[Saved entries]
— Start —

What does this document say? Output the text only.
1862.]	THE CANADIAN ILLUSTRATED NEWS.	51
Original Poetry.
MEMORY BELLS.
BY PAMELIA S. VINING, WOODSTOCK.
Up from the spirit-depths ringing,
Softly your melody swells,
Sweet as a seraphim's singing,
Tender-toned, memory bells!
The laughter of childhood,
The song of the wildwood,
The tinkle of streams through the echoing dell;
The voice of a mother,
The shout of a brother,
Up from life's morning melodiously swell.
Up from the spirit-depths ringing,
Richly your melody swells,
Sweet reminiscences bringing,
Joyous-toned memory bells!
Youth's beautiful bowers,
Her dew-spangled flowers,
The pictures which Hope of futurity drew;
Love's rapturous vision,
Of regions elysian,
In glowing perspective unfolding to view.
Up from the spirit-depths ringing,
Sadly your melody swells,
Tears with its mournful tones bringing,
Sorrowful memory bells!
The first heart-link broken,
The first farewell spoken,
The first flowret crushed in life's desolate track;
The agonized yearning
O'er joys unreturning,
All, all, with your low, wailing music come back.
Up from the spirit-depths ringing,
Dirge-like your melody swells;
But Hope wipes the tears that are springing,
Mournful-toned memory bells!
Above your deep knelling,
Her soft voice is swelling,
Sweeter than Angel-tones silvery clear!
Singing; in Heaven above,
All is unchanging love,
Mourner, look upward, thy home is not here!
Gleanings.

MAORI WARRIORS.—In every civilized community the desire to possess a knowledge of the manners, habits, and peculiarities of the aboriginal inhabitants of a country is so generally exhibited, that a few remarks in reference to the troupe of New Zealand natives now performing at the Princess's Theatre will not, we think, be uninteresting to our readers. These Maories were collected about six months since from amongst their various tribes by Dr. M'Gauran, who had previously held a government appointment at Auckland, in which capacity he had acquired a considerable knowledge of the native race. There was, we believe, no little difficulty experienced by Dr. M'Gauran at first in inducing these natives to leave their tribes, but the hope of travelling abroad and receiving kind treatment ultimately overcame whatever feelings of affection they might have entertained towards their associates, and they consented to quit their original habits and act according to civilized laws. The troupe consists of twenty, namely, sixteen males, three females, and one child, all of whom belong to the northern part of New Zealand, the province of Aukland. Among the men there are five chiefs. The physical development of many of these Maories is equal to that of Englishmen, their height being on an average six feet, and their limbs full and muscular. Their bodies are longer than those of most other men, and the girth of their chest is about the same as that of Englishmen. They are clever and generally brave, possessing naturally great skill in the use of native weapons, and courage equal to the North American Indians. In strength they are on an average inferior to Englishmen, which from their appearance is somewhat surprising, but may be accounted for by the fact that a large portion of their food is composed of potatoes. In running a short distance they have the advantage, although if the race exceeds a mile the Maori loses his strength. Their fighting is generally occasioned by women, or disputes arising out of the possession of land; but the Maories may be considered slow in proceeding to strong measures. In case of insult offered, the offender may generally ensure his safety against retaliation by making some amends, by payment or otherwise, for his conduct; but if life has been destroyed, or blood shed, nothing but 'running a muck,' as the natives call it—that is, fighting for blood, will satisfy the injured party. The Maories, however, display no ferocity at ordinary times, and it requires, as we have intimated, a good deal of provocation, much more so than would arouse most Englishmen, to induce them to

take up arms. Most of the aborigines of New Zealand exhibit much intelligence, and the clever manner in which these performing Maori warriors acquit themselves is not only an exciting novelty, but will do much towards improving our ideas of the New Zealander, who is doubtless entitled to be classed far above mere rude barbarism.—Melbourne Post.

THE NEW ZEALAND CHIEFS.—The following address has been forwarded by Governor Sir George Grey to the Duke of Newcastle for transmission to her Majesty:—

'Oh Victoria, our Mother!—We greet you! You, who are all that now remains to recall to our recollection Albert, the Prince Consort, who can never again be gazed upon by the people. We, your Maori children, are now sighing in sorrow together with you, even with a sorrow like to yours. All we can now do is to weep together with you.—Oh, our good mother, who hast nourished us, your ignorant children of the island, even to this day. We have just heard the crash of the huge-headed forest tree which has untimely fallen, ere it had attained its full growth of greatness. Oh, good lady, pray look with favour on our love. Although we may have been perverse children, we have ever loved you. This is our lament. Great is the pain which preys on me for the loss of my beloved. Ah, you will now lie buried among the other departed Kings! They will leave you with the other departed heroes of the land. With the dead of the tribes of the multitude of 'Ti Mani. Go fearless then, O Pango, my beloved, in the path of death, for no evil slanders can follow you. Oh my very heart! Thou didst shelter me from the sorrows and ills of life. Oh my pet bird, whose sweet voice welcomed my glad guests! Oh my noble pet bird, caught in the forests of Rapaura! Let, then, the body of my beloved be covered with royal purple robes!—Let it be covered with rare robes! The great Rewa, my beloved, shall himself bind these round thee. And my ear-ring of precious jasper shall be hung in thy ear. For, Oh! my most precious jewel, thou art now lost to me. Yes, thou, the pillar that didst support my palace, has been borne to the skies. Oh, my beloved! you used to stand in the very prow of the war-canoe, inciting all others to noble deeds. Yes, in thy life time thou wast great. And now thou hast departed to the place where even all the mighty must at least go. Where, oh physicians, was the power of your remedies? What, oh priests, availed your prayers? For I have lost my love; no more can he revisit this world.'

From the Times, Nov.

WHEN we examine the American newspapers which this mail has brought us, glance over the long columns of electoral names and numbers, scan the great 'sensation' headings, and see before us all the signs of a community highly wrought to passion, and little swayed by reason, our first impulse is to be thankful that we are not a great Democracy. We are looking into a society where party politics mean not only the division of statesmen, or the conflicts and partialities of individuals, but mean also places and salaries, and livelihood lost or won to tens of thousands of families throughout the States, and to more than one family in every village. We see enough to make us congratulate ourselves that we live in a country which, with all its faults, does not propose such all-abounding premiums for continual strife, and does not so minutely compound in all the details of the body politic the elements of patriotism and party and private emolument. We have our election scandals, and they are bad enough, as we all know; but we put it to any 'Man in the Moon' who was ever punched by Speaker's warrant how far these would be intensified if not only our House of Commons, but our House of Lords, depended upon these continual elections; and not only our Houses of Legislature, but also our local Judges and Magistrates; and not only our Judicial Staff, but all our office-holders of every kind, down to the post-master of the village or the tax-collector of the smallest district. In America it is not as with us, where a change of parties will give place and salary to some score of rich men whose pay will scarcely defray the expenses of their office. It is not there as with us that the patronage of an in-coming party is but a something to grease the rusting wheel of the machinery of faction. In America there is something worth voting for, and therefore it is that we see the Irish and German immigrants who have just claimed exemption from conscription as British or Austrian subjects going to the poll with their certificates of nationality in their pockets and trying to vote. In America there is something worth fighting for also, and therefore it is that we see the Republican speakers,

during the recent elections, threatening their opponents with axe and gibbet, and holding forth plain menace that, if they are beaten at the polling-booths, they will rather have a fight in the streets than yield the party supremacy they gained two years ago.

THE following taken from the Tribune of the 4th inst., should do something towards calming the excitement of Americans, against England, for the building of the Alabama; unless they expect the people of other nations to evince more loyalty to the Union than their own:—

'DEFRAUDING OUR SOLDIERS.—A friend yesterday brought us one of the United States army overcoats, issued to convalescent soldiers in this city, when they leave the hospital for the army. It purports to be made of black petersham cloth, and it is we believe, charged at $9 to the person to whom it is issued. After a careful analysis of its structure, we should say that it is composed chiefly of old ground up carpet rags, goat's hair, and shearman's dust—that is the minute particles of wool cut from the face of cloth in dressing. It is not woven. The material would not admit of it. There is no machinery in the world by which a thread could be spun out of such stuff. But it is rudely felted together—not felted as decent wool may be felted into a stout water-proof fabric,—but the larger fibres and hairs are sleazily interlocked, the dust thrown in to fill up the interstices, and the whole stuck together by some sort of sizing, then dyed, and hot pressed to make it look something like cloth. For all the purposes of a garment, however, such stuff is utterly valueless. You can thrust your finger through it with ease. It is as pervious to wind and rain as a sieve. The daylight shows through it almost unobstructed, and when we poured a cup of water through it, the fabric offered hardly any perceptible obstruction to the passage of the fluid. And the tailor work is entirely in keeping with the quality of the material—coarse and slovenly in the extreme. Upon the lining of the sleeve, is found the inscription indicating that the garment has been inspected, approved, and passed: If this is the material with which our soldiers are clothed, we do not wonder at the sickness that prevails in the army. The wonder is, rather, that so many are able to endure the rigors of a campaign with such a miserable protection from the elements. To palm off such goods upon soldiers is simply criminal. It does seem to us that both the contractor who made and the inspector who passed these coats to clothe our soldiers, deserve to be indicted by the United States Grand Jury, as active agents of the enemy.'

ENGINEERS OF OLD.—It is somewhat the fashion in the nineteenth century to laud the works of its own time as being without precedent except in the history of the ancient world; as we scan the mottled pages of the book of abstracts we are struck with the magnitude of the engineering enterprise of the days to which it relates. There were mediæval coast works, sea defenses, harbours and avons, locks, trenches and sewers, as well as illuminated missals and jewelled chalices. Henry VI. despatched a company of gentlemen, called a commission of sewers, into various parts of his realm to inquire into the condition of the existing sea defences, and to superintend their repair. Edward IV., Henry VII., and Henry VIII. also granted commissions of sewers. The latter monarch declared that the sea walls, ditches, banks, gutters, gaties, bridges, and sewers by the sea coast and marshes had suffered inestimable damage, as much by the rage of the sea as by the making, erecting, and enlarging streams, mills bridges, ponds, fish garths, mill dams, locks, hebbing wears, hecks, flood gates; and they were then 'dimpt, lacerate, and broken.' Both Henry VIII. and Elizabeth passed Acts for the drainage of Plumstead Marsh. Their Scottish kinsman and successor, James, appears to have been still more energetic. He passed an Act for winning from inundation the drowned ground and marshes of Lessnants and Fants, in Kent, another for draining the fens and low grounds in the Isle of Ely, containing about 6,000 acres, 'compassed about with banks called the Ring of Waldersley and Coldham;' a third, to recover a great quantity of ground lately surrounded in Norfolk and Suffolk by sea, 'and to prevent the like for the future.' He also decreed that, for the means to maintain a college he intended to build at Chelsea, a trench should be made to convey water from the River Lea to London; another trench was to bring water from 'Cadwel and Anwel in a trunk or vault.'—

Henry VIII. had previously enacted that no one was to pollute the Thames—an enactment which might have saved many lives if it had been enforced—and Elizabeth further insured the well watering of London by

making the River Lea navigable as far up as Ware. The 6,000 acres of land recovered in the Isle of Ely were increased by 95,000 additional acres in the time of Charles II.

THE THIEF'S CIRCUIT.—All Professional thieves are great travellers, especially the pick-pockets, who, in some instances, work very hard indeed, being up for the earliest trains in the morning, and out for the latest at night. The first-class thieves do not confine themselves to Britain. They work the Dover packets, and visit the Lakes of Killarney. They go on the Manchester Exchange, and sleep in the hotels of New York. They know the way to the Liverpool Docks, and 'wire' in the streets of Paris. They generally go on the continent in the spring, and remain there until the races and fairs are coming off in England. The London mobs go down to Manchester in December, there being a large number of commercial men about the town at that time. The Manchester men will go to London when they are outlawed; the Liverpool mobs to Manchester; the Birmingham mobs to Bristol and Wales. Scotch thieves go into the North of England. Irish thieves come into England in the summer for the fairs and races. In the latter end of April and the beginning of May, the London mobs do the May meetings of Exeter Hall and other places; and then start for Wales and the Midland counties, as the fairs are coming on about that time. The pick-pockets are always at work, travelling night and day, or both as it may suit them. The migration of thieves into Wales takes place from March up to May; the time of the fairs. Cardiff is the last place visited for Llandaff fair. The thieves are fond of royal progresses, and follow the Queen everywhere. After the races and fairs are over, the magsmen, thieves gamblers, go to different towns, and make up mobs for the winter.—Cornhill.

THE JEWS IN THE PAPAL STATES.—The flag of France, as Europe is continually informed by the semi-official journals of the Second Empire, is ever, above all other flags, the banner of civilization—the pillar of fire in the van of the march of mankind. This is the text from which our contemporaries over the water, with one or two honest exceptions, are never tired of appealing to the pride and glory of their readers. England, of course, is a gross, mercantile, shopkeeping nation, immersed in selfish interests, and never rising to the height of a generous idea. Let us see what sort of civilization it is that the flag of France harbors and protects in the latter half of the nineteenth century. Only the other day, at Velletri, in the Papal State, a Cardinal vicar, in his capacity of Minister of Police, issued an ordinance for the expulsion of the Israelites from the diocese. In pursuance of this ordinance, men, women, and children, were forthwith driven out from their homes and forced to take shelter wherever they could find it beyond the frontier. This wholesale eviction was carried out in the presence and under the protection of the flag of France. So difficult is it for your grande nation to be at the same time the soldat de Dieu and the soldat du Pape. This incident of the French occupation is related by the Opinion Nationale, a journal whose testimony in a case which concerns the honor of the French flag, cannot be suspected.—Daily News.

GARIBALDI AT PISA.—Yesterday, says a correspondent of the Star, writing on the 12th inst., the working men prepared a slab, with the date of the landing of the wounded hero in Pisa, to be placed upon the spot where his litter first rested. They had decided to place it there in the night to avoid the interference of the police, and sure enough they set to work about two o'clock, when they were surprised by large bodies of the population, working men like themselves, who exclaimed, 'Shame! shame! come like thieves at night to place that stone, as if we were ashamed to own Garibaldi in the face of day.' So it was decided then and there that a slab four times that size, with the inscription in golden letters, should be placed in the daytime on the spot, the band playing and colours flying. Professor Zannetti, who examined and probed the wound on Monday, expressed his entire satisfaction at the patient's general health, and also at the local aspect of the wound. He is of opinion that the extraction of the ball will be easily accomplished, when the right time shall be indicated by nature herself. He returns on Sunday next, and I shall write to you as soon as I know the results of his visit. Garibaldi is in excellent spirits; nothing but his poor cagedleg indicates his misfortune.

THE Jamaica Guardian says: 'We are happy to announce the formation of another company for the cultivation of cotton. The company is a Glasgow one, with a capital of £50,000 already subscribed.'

— End —

● Requirement: Report back each line of the entries that holds the string "following".

● Written response:
THE NEW ZEALAND CHIEFS.—The following address has been forwarded by Governor Sir George Grey to the Duke of Newcastle for transmission to her Majesty:—
THE following taken from the Tribune of the 4th inst., should do something towards calming the excitement of Americans, against England, for the building of the Alabama; unless they expect the people of other nations to evince more loyalty to the Union than their own:—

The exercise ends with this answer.